** To do **
Below is a block of records. Copy every line in it that contains the word "Surat".

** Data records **
** Start **

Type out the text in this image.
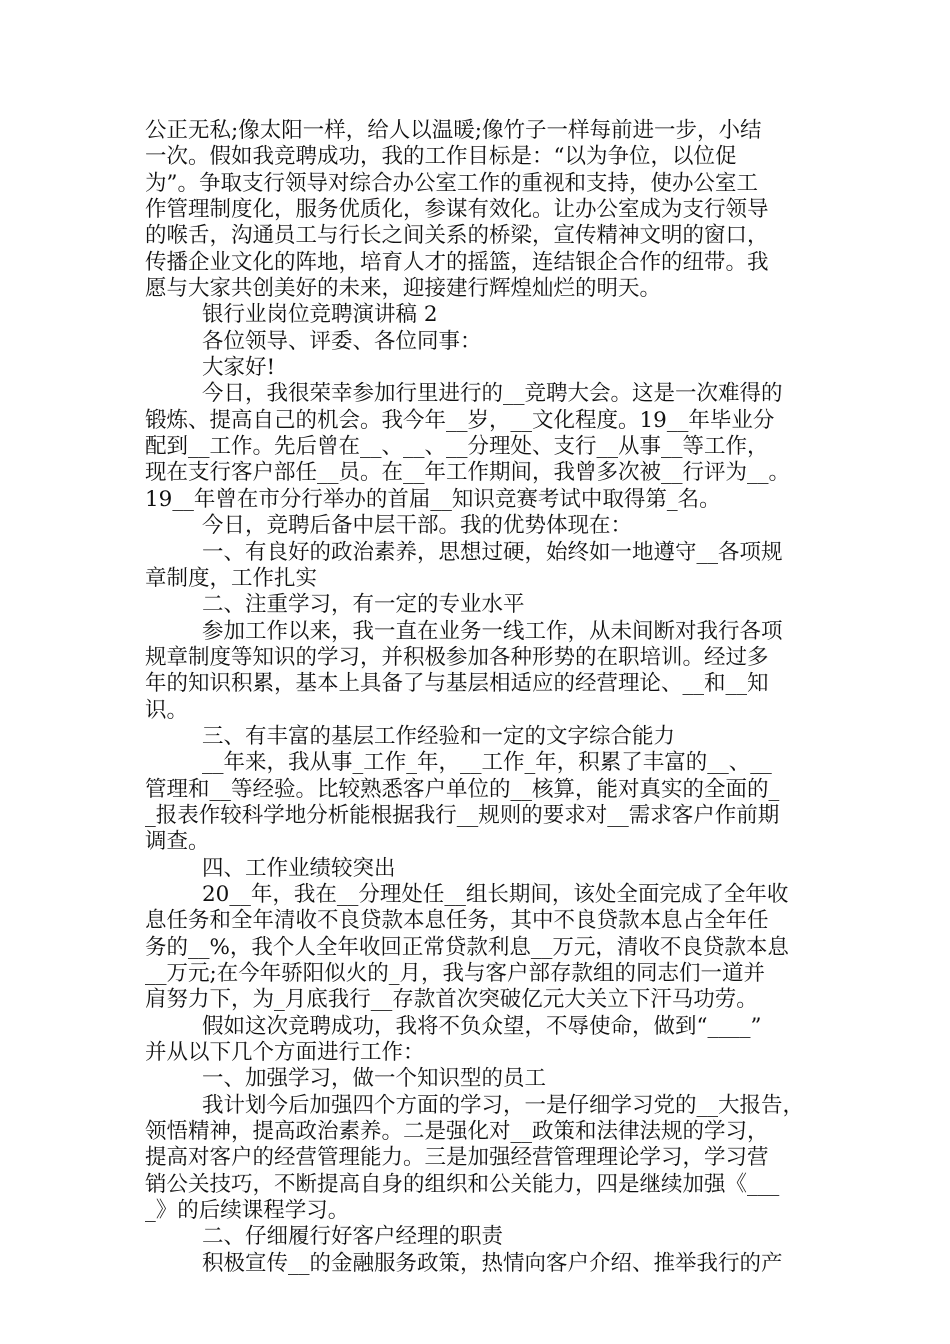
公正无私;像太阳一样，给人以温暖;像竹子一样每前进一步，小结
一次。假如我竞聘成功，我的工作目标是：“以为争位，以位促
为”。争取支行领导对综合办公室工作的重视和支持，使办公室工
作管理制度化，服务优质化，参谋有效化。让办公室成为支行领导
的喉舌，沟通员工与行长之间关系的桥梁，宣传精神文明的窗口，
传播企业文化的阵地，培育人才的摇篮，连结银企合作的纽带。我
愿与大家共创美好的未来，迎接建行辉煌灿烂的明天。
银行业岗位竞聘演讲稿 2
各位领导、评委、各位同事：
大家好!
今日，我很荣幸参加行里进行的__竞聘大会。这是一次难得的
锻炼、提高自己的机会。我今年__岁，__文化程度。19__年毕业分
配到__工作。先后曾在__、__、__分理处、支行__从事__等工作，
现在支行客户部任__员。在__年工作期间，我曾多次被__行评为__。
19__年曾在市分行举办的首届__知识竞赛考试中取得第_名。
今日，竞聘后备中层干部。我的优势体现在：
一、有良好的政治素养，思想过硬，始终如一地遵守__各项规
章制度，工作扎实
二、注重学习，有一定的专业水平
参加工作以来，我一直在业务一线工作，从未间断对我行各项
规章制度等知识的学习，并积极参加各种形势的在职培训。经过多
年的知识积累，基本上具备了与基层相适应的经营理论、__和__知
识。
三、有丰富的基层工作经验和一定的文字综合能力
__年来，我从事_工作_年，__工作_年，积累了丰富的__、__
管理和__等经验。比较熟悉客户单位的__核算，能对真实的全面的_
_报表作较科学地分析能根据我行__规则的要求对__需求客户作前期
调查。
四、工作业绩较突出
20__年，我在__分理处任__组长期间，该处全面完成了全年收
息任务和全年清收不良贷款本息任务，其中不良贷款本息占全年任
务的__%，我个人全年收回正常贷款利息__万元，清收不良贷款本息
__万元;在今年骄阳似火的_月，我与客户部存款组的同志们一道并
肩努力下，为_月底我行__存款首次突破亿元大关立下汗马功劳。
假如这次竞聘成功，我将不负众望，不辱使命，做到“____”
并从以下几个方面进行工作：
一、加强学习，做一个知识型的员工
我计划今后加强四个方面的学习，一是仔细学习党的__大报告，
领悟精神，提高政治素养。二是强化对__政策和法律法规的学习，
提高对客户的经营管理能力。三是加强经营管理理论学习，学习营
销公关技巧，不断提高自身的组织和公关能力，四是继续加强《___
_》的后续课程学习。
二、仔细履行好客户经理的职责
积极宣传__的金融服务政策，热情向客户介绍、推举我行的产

** End **
** Start **

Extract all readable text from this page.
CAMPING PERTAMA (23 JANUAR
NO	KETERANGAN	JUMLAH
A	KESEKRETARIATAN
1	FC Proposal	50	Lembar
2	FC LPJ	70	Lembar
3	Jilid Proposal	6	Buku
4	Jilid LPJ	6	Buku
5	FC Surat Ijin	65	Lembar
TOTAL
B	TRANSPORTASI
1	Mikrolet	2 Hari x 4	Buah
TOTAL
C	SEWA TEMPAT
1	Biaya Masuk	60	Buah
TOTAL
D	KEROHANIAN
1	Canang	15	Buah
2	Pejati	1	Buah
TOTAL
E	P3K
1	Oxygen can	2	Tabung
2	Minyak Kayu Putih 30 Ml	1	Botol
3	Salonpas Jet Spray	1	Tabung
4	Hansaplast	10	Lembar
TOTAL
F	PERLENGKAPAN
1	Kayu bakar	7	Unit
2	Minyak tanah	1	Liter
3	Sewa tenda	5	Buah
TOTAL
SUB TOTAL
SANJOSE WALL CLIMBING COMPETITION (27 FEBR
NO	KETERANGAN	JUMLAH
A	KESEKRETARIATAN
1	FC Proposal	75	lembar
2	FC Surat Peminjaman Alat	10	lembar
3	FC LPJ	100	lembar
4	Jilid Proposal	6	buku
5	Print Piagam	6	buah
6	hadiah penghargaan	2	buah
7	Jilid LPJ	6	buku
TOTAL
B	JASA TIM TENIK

** End **

** Completed task **
5	FC Surat Ijin	65	Lembar
2	FC Surat Peminjaman Alat	10	lembar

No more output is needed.